Manni und ich heben den Sarg aus dem Regal, draußen sind es 27 Grad, im Ausstellungsraum ist es zwar kühler, aber trotzdem schwitzen wir in unseren dunklen Anzügen.

„So, bittesehr, jetzt können Sie schauen. Sehen Sie, der ist innen genauso wie der da vorne, nur reines Holz.“

„Das hätten Sie ja auch gleich sagen können, ich muß ehrlich sagen, ich fühle mich von Ihnen nicht besonders gut beraten.“

„Ich weiß nicht, was Sie wollen. Sie möchten einen Sarg von innen sehen, ich zeige Ihnen einen, der gut erreichbar ist und sie möchten dann trotzdem diesen von da ganz oben sehen. Okay, wir holen den runter und öffnen ihn. Warum ist das jetzt keine gut Beratung? Mehr kann man ja wohl nicht tun.“

„Gott, sind Sie pampig.“

„Ich bin nicht pampig, erlauben Sie mal. Aber das war jetzt ein völlig unnötiger Akt und dann sind Sie auch noch unzufrieden.“

„Ich will nur sehen, wie dieser Sarg von innen aussieht, wenn meine Mutter dann mal drin liegt.“

„Noch lebt Ihre Frau Mutter ja…“

„Eben!“

„Was eben?“

„Die sitzt ja nebenan, die könnte doch mal eben…“

„Sie wollen jetzt aber nicht, daß sich Ihre Mutter da mal rein legt, oder?“

„Ich will vor allem, daß Sie mich ernst nehmen. Es ist unverfroren, wie Sie mit Ihren Kunden umspringen.“

„Ich glaube, Ihnen kann man nicht helfen.“

„Was?“

„Nix.“

„Dann machen Sie jetzt mal die Decke und das Kissen da rein, ich hol‘ mal meine Mutter.“

„Also wirklich, so etwas macht man doch nicht!“

„Warum denn nicht? Die soll sich doch auch wohlfühlen.“

Manni und ich gucken uns an, Manni tippt sich an die Stirn und zückt sein Handy.

══════════════════════════════

*Kurze Aufgabe 1*: Schreib in den Einträgen den Abschnitt von der Zeile mit „palette-swatch[interactable] bbox=[467, 595, 485, 613]“ bis einschließlich der Zeile mit „palette-swatch[interactable] bbox=[484, 595, 502, 613]“ neu. Ersetze dabei „palette-swatch“ durch „color-swatch“ und lass alles andere unverändert.

══════════════════════════════

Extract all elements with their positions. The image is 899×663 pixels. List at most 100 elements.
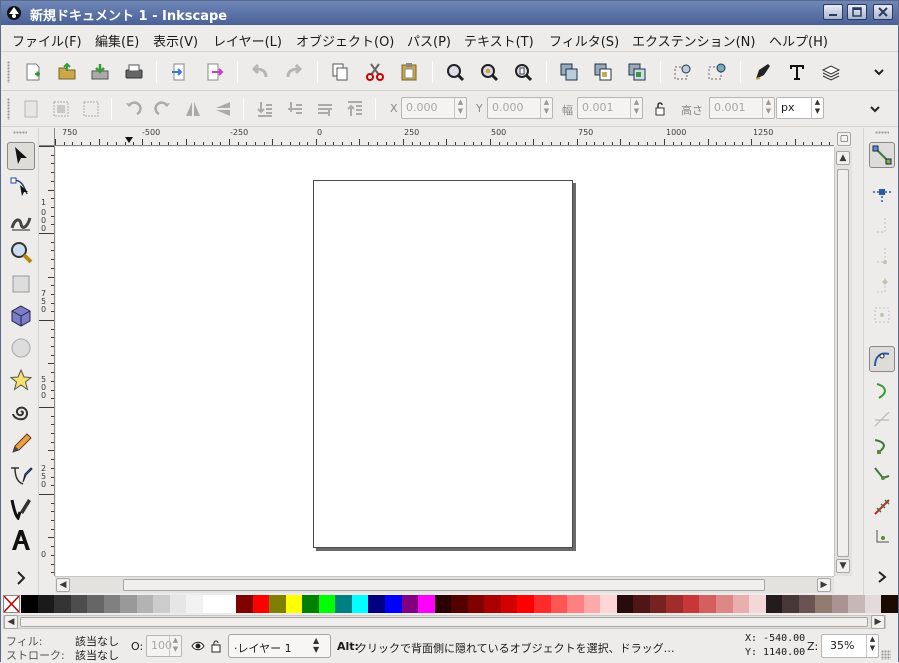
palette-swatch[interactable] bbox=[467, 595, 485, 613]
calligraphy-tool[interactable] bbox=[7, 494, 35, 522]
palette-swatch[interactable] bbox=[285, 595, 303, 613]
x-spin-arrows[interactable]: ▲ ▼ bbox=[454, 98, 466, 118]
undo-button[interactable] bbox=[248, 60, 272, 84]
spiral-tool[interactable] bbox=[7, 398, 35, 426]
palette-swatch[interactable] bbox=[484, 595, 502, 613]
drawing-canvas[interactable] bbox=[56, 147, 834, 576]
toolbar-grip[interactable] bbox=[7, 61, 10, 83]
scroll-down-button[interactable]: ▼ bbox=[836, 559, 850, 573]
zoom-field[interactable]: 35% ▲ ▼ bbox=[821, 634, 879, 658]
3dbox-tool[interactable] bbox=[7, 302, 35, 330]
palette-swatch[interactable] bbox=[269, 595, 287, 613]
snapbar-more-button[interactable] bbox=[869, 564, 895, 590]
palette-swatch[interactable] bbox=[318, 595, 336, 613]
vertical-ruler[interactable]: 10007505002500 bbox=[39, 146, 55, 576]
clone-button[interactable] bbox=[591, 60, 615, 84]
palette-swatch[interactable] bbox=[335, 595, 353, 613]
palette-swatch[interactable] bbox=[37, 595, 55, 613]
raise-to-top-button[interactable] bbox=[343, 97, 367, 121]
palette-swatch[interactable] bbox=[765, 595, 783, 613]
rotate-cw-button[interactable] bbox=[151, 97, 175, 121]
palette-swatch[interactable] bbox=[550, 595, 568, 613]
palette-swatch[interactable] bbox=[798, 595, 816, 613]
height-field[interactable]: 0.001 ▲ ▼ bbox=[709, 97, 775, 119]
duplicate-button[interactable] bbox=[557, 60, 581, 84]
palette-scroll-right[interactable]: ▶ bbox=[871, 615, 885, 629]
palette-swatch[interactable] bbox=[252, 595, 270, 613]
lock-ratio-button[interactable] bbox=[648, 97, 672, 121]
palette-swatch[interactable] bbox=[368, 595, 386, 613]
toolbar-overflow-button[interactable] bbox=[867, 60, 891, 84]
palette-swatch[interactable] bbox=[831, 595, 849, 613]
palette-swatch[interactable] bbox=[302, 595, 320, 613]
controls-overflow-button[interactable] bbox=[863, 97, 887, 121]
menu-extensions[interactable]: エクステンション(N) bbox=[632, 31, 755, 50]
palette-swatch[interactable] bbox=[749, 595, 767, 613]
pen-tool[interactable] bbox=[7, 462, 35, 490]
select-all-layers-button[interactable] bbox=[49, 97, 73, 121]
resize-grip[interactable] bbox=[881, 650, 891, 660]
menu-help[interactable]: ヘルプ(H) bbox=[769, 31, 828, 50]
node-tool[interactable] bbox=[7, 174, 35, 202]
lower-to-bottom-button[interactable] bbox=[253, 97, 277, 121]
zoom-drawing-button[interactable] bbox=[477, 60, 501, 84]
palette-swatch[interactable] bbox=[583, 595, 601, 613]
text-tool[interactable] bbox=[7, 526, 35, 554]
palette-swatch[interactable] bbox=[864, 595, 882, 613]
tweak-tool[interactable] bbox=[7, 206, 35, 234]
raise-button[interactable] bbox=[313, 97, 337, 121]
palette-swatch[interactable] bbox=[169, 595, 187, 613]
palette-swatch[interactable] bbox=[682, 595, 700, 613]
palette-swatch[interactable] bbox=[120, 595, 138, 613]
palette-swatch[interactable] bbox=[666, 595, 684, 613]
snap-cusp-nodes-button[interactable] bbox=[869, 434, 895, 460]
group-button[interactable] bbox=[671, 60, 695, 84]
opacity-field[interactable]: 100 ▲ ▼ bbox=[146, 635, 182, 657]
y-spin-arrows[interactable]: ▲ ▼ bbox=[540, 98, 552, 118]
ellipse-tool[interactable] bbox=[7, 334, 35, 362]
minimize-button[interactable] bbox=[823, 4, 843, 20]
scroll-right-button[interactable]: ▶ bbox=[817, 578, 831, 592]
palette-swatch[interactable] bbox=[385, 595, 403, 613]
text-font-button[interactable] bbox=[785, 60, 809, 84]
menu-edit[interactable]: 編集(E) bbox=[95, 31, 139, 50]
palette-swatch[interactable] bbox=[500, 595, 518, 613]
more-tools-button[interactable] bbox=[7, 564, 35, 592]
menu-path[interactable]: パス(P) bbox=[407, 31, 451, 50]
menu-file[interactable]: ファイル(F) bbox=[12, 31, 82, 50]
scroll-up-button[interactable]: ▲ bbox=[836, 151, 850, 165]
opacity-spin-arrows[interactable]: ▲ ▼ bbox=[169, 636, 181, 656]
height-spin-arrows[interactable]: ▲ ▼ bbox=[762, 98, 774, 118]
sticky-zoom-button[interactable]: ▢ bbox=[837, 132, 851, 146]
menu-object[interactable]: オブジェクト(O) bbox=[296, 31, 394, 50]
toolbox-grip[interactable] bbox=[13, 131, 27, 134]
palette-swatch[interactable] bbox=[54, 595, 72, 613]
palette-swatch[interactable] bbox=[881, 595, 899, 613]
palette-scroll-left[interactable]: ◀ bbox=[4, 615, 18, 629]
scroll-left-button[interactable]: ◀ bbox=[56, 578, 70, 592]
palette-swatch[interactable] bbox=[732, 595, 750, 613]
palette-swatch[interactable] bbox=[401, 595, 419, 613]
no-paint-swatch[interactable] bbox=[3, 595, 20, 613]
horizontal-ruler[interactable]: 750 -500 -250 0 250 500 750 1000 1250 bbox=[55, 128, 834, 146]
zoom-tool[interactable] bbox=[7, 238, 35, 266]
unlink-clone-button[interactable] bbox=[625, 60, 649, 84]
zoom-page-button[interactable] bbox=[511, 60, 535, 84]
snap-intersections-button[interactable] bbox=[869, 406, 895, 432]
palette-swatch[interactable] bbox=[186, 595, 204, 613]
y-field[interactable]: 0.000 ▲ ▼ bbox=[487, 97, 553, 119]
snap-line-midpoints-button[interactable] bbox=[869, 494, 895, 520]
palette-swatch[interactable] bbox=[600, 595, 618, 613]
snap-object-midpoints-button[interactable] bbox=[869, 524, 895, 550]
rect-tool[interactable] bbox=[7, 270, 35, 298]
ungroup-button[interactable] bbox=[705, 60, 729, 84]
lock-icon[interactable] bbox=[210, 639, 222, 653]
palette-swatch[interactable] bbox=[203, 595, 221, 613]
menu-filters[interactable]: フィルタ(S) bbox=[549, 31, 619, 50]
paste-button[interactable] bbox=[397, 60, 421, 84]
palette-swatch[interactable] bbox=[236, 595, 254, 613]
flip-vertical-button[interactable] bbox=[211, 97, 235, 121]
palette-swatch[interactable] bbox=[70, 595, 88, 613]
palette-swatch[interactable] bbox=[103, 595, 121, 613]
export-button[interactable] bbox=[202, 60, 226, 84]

══════════════════════════════

*Kurze Aufgabe 2*: Zitiere den vorliegenden Text vollständig und ohne jede Änderung.

*Richtiges Ergebnis 1*:
color-swatch[interactable] bbox=[467, 595, 485, 613]
calligraphy-tool[interactable] bbox=[7, 494, 35, 522]
color-swatch[interactable] bbox=[285, 595, 303, 613]
x-spin-arrows[interactable]: ▲ ▼ bbox=[454, 98, 466, 118]
undo-button[interactable] bbox=[248, 60, 272, 84]
spiral-tool[interactable] bbox=[7, 398, 35, 426]
color-swatch[interactable] bbox=[484, 595, 502, 613]

*Richtiges Ergebnis 2*:
Manni und ich heben den Sarg aus dem Regal, draußen sind es 27 Grad, im Ausstellungsraum ist es zwar kühler, aber trotzdem schwitzen wir in unseren dunklen Anzügen.

„So, bittesehr, jetzt können Sie schauen. Sehen Sie, der ist innen genauso wie der da vorne, nur reines Holz.“

„Das hätten Sie ja auch gleich sagen können, ich muß ehrlich sagen, ich fühle mich von Ihnen nicht besonders gut beraten.“

„Ich weiß nicht, was Sie wollen. Sie möchten einen Sarg von innen sehen, ich zeige Ihnen einen, der gut erreichbar ist und sie möchten dann trotzdem diesen von da ganz oben sehen. Okay, wir holen den runter und öffnen ihn. Warum ist das jetzt keine gut Beratung? Mehr kann man ja wohl nicht tun.“

„Gott, sind Sie pampig.“

„Ich bin nicht pampig, erlauben Sie mal. Aber das war jetzt ein völlig unnötiger Akt und dann sind Sie auch noch unzufrieden.“

„Ich will nur sehen, wie dieser Sarg von innen aussieht, wenn meine Mutter dann mal drin liegt.“

„Noch lebt Ihre Frau Mutter ja…“

„Eben!“

„Was eben?“

„Die sitzt ja nebenan, die könnte doch mal eben…“

„Sie wollen jetzt aber nicht, daß sich Ihre Mutter da mal rein legt, oder?“

„Ich will vor allem, daß Sie mich ernst nehmen. Es ist unverfroren, wie Sie mit Ihren Kunden umspringen.“

„Ich glaube, Ihnen kann man nicht helfen.“

„Was?“

„Nix.“

„Dann machen Sie jetzt mal die Decke und das Kissen da rein, ich hol‘ mal meine Mutter.“

„Also wirklich, so etwas macht man doch nicht!“

„Warum denn nicht? Die soll sich doch auch wohlfühlen.“

Manni und ich gucken uns an, Manni tippt sich an die Stirn und zückt sein Handy.